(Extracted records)
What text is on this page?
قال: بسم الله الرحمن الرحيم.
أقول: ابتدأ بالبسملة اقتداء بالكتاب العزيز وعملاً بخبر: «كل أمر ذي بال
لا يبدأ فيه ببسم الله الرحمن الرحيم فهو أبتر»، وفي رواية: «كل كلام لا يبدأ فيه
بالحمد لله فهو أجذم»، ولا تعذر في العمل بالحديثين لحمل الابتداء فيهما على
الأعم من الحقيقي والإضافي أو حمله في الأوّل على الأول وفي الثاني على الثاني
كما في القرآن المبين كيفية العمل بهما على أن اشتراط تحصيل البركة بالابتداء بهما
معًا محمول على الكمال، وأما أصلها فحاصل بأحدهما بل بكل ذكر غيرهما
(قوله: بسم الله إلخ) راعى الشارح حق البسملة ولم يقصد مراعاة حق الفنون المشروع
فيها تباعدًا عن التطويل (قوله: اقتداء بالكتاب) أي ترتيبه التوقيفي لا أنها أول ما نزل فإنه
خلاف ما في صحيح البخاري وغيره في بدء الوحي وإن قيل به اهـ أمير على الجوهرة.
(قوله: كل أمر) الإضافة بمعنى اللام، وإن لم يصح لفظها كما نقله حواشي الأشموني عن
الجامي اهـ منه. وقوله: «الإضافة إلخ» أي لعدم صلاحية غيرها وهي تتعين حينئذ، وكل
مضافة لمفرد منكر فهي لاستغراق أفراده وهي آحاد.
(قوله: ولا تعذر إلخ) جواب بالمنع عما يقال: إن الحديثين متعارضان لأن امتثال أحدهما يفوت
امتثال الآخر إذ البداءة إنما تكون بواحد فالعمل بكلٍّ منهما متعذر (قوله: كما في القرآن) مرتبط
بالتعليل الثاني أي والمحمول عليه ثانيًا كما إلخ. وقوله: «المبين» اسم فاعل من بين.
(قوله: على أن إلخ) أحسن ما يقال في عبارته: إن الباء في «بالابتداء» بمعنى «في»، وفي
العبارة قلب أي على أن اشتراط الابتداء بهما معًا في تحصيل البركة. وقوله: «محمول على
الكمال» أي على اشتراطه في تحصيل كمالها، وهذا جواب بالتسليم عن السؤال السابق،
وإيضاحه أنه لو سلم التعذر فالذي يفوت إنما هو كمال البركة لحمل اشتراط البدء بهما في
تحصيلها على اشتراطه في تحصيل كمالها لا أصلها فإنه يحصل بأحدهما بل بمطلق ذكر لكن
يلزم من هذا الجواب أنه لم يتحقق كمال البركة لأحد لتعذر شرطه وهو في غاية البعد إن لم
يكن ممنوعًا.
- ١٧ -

### Required work
Quote every line of the data, word for word.

### Output
What text is on this page?
قال: بسم الله الرحمن الرحيم.
أقول: ابتدأ بالبسملة اقتداء بالكتاب العزيز وعملاً بخبر: «كل أمر ذي بال
لا يبدأ فيه ببسم الله الرحمن الرحيم فهو أبتر»، وفي رواية: «كل كلام لا يبدأ فيه
بالحمد لله فهو أجذم»، ولا تعذر في العمل بالحديثين لحمل الابتداء فيهما على
الأعم من الحقيقي والإضافي أو حمله في الأوّل على الأول وفي الثاني على الثاني
كما في القرآن المبين كيفية العمل بهما على أن اشتراط تحصيل البركة بالابتداء بهما
معًا محمول على الكمال، وأما أصلها فحاصل بأحدهما بل بكل ذكر غيرهما
(قوله: بسم الله إلخ) راعى الشارح حق البسملة ولم يقصد مراعاة حق الفنون المشروع
فيها تباعدًا عن التطويل (قوله: اقتداء بالكتاب) أي ترتيبه التوقيفي لا أنها أول ما نزل فإنه
خلاف ما في صحيح البخاري وغيره في بدء الوحي وإن قيل به اهـ أمير على الجوهرة.
(قوله: كل أمر) الإضافة بمعنى اللام، وإن لم يصح لفظها كما نقله حواشي الأشموني عن
الجامي اهـ منه. وقوله: «الإضافة إلخ» أي لعدم صلاحية غيرها وهي تتعين حينئذ، وكل
مضافة لمفرد منكر فهي لاستغراق أفراده وهي آحاد.
(قوله: ولا تعذر إلخ) جواب بالمنع عما يقال: إن الحديثين متعارضان لأن امتثال أحدهما يفوت
امتثال الآخر إذ البداءة إنما تكون بواحد فالعمل بكلٍّ منهما متعذر (قوله: كما في القرآن) مرتبط
بالتعليل الثاني أي والمحمول عليه ثانيًا كما إلخ. وقوله: «المبين» اسم فاعل من بين.
(قوله: على أن إلخ) أحسن ما يقال في عبارته: إن الباء في «بالابتداء» بمعنى «في»، وفي
العبارة قلب أي على أن اشتراط الابتداء بهما معًا في تحصيل البركة. وقوله: «محمول على
الكمال» أي على اشتراطه في تحصيل كمالها، وهذا جواب بالتسليم عن السؤال السابق،
وإيضاحه أنه لو سلم التعذر فالذي يفوت إنما هو كمال البركة لحمل اشتراط البدء بهما في
تحصيلها على اشتراطه في تحصيل كمالها لا أصلها فإنه يحصل بأحدهما بل بمطلق ذكر لكن
يلزم من هذا الجواب أنه لم يتحقق كمال البركة لأحد لتعذر شرطه وهو في غاية البعد إن لم
يكن ممنوعًا.
- ١٧ -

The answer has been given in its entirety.